■ **Task to carry out**
Print the entire listing. Each line must match the original exactly.

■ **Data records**
►

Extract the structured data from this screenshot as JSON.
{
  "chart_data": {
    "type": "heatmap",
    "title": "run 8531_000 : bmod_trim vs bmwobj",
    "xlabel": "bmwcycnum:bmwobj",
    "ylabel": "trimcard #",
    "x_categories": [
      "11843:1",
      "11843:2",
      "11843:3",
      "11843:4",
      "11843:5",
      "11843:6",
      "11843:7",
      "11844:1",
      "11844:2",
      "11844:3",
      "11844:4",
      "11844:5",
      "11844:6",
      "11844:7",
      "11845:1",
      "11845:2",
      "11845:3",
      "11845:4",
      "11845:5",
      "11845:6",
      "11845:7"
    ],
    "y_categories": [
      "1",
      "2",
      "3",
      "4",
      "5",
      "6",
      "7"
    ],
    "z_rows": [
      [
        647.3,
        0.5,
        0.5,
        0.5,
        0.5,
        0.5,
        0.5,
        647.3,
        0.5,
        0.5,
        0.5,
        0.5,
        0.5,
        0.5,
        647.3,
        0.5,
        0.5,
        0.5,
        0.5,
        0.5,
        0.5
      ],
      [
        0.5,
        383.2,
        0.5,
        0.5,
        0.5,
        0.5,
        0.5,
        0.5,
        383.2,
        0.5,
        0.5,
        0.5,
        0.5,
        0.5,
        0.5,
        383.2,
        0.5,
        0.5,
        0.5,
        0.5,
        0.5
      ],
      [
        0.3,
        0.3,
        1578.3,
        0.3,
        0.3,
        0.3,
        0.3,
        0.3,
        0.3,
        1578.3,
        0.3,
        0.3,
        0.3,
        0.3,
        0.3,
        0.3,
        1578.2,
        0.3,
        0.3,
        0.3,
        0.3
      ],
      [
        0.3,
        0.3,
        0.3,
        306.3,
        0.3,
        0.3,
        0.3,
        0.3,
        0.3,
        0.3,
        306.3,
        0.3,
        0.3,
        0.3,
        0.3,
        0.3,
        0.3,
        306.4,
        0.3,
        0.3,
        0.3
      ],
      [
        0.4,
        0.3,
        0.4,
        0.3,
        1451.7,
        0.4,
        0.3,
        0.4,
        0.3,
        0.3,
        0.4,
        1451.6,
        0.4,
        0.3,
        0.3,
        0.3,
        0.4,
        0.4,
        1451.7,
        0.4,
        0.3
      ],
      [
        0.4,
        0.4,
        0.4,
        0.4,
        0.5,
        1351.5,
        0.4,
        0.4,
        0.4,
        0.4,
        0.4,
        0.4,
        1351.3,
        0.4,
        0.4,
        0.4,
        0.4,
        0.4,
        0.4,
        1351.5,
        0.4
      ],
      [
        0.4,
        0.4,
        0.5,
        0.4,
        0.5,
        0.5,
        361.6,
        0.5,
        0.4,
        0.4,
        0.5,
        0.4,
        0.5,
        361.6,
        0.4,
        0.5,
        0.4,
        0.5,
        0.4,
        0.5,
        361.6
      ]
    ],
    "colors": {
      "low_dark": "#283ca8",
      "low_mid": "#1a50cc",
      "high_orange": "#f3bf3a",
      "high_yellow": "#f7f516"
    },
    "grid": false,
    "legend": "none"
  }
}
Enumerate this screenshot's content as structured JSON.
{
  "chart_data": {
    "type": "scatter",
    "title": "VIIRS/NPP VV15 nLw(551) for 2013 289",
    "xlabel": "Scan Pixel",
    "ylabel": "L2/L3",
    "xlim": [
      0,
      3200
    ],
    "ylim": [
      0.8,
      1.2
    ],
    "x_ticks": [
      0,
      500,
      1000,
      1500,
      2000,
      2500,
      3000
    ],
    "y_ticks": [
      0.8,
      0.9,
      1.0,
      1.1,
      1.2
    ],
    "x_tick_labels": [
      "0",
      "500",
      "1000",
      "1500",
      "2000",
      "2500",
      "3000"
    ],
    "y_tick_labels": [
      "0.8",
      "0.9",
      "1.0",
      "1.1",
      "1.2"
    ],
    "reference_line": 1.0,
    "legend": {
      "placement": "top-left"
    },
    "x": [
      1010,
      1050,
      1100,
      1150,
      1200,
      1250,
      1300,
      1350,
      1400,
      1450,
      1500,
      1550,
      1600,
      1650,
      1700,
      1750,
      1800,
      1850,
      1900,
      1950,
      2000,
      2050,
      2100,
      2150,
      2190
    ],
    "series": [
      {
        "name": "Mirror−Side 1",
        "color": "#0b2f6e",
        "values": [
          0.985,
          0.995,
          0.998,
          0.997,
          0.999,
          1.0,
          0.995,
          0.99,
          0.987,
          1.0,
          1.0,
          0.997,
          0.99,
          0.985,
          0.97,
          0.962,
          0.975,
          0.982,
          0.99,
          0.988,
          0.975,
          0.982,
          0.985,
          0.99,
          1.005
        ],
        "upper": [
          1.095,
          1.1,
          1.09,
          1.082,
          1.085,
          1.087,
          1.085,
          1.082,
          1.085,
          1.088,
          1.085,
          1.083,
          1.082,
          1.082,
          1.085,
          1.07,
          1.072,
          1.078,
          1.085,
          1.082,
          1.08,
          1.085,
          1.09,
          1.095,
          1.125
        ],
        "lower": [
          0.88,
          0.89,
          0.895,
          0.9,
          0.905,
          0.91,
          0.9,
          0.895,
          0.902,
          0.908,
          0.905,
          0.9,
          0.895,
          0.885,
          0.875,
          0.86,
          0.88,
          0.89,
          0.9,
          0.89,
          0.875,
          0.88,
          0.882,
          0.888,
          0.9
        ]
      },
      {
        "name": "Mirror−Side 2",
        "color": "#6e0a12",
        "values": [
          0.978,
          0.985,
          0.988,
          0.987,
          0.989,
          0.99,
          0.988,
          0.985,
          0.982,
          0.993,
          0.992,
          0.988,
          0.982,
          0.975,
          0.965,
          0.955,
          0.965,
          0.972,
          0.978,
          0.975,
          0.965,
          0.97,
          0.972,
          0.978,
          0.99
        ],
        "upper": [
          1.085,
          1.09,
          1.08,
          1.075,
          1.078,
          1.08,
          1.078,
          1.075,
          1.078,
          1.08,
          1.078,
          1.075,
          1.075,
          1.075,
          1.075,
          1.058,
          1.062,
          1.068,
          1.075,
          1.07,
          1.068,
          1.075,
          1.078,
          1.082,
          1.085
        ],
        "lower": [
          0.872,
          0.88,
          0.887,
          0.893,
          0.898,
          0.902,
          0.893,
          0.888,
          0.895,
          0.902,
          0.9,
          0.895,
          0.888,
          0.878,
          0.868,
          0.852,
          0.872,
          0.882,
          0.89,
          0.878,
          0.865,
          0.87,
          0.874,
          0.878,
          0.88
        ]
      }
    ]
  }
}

◄

■ **Result of this task**
Extract the structured data from this screenshot as JSON.
{
  "chart_data": {
    "type": "heatmap",
    "title": "run 8531_000 : bmod_trim vs bmwobj",
    "xlabel": "bmwcycnum:bmwobj",
    "ylabel": "trimcard #",
    "x_categories": [
      "11843:1",
      "11843:2",
      "11843:3",
      "11843:4",
      "11843:5",
      "11843:6",
      "11843:7",
      "11844:1",
      "11844:2",
      "11844:3",
      "11844:4",
      "11844:5",
      "11844:6",
      "11844:7",
      "11845:1",
      "11845:2",
      "11845:3",
      "11845:4",
      "11845:5",
      "11845:6",
      "11845:7"
    ],
    "y_categories": [
      "1",
      "2",
      "3",
      "4",
      "5",
      "6",
      "7"
    ],
    "z_rows": [
      [
        647.3,
        0.5,
        0.5,
        0.5,
        0.5,
        0.5,
        0.5,
        647.3,
        0.5,
        0.5,
        0.5,
        0.5,
        0.5,
        0.5,
        647.3,
        0.5,
        0.5,
        0.5,
        0.5,
        0.5,
        0.5
      ],
      [
        0.5,
        383.2,
        0.5,
        0.5,
        0.5,
        0.5,
        0.5,
        0.5,
        383.2,
        0.5,
        0.5,
        0.5,
        0.5,
        0.5,
        0.5,
        383.2,
        0.5,
        0.5,
        0.5,
        0.5,
        0.5
      ],
      [
        0.3,
        0.3,
        1578.3,
        0.3,
        0.3,
        0.3,
        0.3,
        0.3,
        0.3,
        1578.3,
        0.3,
        0.3,
        0.3,
        0.3,
        0.3,
        0.3,
        1578.2,
        0.3,
        0.3,
        0.3,
        0.3
      ],
      [
        0.3,
        0.3,
        0.3,
        306.3,
        0.3,
        0.3,
        0.3,
        0.3,
        0.3,
        0.3,
        306.3,
        0.3,
        0.3,
        0.3,
        0.3,
        0.3,
        0.3,
        306.4,
        0.3,
        0.3,
        0.3
      ],
      [
        0.4,
        0.3,
        0.4,
        0.3,
        1451.7,
        0.4,
        0.3,
        0.4,
        0.3,
        0.3,
        0.4,
        1451.6,
        0.4,
        0.3,
        0.3,
        0.3,
        0.4,
        0.4,
        1451.7,
        0.4,
        0.3
      ],
      [
        0.4,
        0.4,
        0.4,
        0.4,
        0.5,
        1351.5,
        0.4,
        0.4,
        0.4,
        0.4,
        0.4,
        0.4,
        1351.3,
        0.4,
        0.4,
        0.4,
        0.4,
        0.4,
        0.4,
        1351.5,
        0.4
      ],
      [
        0.4,
        0.4,
        0.5,
        0.4,
        0.5,
        0.5,
        361.6,
        0.5,
        0.4,
        0.4,
        0.5,
        0.4,
        0.5,
        361.6,
        0.4,
        0.5,
        0.4,
        0.5,
        0.4,
        0.5,
        361.6
      ]
    ],
    "colors": {
      "low_dark": "#283ca8",
      "low_mid": "#1a50cc",
      "high_orange": "#f3bf3a",
      "high_yellow": "#f7f516"
    },
    "grid": false,
    "legend": "none"
  }
}
Enumerate this screenshot's content as structured JSON.
{
  "chart_data": {
    "type": "scatter",
    "title": "VIIRS/NPP VV15 nLw(551) for 2013 289",
    "xlabel": "Scan Pixel",
    "ylabel": "L2/L3",
    "xlim": [
      0,
      3200
    ],
    "ylim": [
      0.8,
      1.2
    ],
    "x_ticks": [
      0,
      500,
      1000,
      1500,
      2000,
      2500,
      3000
    ],
    "y_ticks": [
      0.8,
      0.9,
      1.0,
      1.1,
      1.2
    ],
    "x_tick_labels": [
      "0",
      "500",
      "1000",
      "1500",
      "2000",
      "2500",
      "3000"
    ],
    "y_tick_labels": [
      "0.8",
      "0.9",
      "1.0",
      "1.1",
      "1.2"
    ],
    "reference_line": 1.0,
    "legend": {
      "placement": "top-left"
    },
    "x": [
      1010,
      1050,
      1100,
      1150,
      1200,
      1250,
      1300,
      1350,
      1400,
      1450,
      1500,
      1550,
      1600,
      1650,
      1700,
      1750,
      1800,
      1850,
      1900,
      1950,
      2000,
      2050,
      2100,
      2150,
      2190
    ],
    "series": [
      {
        "name": "Mirror−Side 1",
        "color": "#0b2f6e",
        "values": [
          0.985,
          0.995,
          0.998,
          0.997,
          0.999,
          1.0,
          0.995,
          0.99,
          0.987,
          1.0,
          1.0,
          0.997,
          0.99,
          0.985,
          0.97,
          0.962,
          0.975,
          0.982,
          0.99,
          0.988,
          0.975,
          0.982,
          0.985,
          0.99,
          1.005
        ],
        "upper": [
          1.095,
          1.1,
          1.09,
          1.082,
          1.085,
          1.087,
          1.085,
          1.082,
          1.085,
          1.088,
          1.085,
          1.083,
          1.082,
          1.082,
          1.085,
          1.07,
          1.072,
          1.078,
          1.085,
          1.082,
          1.08,
          1.085,
          1.09,
          1.095,
          1.125
        ],
        "lower": [
          0.88,
          0.89,
          0.895,
          0.9,
          0.905,
          0.91,
          0.9,
          0.895,
          0.902,
          0.908,
          0.905,
          0.9,
          0.895,
          0.885,
          0.875,
          0.86,
          0.88,
          0.89,
          0.9,
          0.89,
          0.875,
          0.88,
          0.882,
          0.888,
          0.9
        ]
      },
      {
        "name": "Mirror−Side 2",
        "color": "#6e0a12",
        "values": [
          0.978,
          0.985,
          0.988,
          0.987,
          0.989,
          0.99,
          0.988,
          0.985,
          0.982,
          0.993,
          0.992,
          0.988,
          0.982,
          0.975,
          0.965,
          0.955,
          0.965,
          0.972,
          0.978,
          0.975,
          0.965,
          0.97,
          0.972,
          0.978,
          0.99
        ],
        "upper": [
          1.085,
          1.09,
          1.08,
          1.075,
          1.078,
          1.08,
          1.078,
          1.075,
          1.078,
          1.08,
          1.078,
          1.075,
          1.075,
          1.075,
          1.075,
          1.058,
          1.062,
          1.068,
          1.075,
          1.07,
          1.068,
          1.075,
          1.078,
          1.082,
          1.085
        ],
        "lower": [
          0.872,
          0.88,
          0.887,
          0.893,
          0.898,
          0.902,
          0.893,
          0.888,
          0.895,
          0.902,
          0.9,
          0.895,
          0.888,
          0.878,
          0.868,
          0.852,
          0.872,
          0.882,
          0.89,
          0.878,
          0.865,
          0.87,
          0.874,
          0.878,
          0.88
        ]
      }
    ]
  }
}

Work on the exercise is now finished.